● A block of data

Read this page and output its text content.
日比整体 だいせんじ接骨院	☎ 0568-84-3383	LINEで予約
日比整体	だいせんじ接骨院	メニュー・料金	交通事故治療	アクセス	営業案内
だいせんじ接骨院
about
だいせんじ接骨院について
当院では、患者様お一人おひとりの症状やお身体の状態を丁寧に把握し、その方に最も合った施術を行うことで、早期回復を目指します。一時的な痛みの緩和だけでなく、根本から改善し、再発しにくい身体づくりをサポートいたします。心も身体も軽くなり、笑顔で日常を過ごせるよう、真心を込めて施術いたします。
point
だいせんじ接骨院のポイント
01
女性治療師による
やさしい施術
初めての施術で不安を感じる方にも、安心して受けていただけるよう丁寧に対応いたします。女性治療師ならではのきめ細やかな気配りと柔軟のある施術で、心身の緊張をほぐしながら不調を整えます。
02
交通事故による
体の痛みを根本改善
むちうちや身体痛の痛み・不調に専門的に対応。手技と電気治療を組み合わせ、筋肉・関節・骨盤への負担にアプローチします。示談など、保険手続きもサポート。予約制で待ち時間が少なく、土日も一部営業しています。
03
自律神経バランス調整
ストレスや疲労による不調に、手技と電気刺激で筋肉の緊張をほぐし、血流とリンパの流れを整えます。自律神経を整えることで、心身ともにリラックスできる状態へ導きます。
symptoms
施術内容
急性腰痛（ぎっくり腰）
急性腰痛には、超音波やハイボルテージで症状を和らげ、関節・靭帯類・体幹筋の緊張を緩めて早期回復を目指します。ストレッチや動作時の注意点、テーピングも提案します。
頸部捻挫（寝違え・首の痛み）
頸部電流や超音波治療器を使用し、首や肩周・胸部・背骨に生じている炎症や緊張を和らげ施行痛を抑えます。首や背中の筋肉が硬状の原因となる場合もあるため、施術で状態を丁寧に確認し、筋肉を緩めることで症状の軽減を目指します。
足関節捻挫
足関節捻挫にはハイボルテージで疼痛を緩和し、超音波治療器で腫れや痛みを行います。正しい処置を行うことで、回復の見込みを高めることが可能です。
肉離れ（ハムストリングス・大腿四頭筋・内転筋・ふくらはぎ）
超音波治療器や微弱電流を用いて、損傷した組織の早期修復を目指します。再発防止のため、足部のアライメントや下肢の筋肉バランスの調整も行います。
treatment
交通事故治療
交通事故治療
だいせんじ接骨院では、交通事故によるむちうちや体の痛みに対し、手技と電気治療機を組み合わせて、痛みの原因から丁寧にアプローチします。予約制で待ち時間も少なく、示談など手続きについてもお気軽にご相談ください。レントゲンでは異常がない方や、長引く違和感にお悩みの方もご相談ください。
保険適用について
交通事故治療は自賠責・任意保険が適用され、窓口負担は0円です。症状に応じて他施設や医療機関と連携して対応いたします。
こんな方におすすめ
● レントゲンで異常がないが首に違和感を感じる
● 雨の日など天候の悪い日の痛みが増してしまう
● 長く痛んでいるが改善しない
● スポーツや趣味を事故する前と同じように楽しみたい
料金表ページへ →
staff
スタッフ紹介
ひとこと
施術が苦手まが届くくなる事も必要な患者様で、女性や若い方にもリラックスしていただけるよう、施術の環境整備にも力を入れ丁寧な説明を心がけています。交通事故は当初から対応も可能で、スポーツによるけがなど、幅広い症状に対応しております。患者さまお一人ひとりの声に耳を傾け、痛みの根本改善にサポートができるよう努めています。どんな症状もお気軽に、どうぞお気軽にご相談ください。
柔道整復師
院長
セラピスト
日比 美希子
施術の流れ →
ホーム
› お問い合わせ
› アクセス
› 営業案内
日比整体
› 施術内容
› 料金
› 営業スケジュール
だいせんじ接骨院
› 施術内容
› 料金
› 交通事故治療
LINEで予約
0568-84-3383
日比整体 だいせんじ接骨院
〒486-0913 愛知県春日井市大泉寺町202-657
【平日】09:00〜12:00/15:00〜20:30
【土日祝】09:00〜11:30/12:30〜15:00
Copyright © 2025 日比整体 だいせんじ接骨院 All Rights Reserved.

● Task to carry out
Every entry must be output again, exactly as written above.

● Solution for this problem
Read this page and output its text content.
日比整体 だいせんじ接骨院	☎ 0568-84-3383	LINEで予約
日比整体	だいせんじ接骨院	メニュー・料金	交通事故治療	アクセス	営業案内
だいせんじ接骨院
about
だいせんじ接骨院について
当院では、患者様お一人おひとりの症状やお身体の状態を丁寧に把握し、その方に最も合った施術を行うことで、早期回復を目指します。一時的な痛みの緩和だけでなく、根本から改善し、再発しにくい身体づくりをサポートいたします。心も身体も軽くなり、笑顔で日常を過ごせるよう、真心を込めて施術いたします。
point
だいせんじ接骨院のポイント
01
女性治療師による
やさしい施術
初めての施術で不安を感じる方にも、安心して受けていただけるよう丁寧に対応いたします。女性治療師ならではのきめ細やかな気配りと柔軟のある施術で、心身の緊張をほぐしながら不調を整えます。
02
交通事故による
体の痛みを根本改善
むちうちや身体痛の痛み・不調に専門的に対応。手技と電気治療を組み合わせ、筋肉・関節・骨盤への負担にアプローチします。示談など、保険手続きもサポート。予約制で待ち時間が少なく、土日も一部営業しています。
03
自律神経バランス調整
ストレスや疲労による不調に、手技と電気刺激で筋肉の緊張をほぐし、血流とリンパの流れを整えます。自律神経を整えることで、心身ともにリラックスできる状態へ導きます。
symptoms
施術内容
急性腰痛（ぎっくり腰）
急性腰痛には、超音波やハイボルテージで症状を和らげ、関節・靭帯類・体幹筋の緊張を緩めて早期回復を目指します。ストレッチや動作時の注意点、テーピングも提案します。
頸部捻挫（寝違え・首の痛み）
頸部電流や超音波治療器を使用し、首や肩周・胸部・背骨に生じている炎症や緊張を和らげ施行痛を抑えます。首や背中の筋肉が硬状の原因となる場合もあるため、施術で状態を丁寧に確認し、筋肉を緩めることで症状の軽減を目指します。
足関節捻挫
足関節捻挫にはハイボルテージで疼痛を緩和し、超音波治療器で腫れや痛みを行います。正しい処置を行うことで、回復の見込みを高めることが可能です。
肉離れ（ハムストリングス・大腿四頭筋・内転筋・ふくらはぎ）
超音波治療器や微弱電流を用いて、損傷した組織の早期修復を目指します。再発防止のため、足部のアライメントや下肢の筋肉バランスの調整も行います。
treatment
交通事故治療
交通事故治療
だいせんじ接骨院では、交通事故によるむちうちや体の痛みに対し、手技と電気治療機を組み合わせて、痛みの原因から丁寧にアプローチします。予約制で待ち時間も少なく、示談など手続きについてもお気軽にご相談ください。レントゲンでは異常がない方や、長引く違和感にお悩みの方もご相談ください。
保険適用について
交通事故治療は自賠責・任意保険が適用され、窓口負担は0円です。症状に応じて他施設や医療機関と連携して対応いたします。
こんな方におすすめ
● レントゲンで異常がないが首に違和感を感じる
● 雨の日など天候の悪い日の痛みが増してしまう
● 長く痛んでいるが改善しない
● スポーツや趣味を事故する前と同じように楽しみたい
料金表ページへ →
staff
スタッフ紹介
ひとこと
施術が苦手まが届くくなる事も必要な患者様で、女性や若い方にもリラックスしていただけるよう、施術の環境整備にも力を入れ丁寧な説明を心がけています。交通事故は当初から対応も可能で、スポーツによるけがなど、幅広い症状に対応しております。患者さまお一人ひとりの声に耳を傾け、痛みの根本改善にサポートができるよう努めています。どんな症状もお気軽に、どうぞお気軽にご相談ください。
柔道整復師
院長
セラピスト
日比 美希子
施術の流れ →
ホーム
› お問い合わせ
› アクセス
› 営業案内
日比整体
› 施術内容
› 料金
› 営業スケジュール
だいせんじ接骨院
› 施術内容
› 料金
› 交通事故治療
LINEで予約
0568-84-3383
日比整体 だいせんじ接骨院
〒486-0913 愛知県春日井市大泉寺町202-657
【平日】09:00〜12:00/15:00〜20:30
【土日祝】09:00〜11:30/12:30〜15:00
Copyright © 2025 日比整体 だいせんじ接骨院 All Rights Reserved.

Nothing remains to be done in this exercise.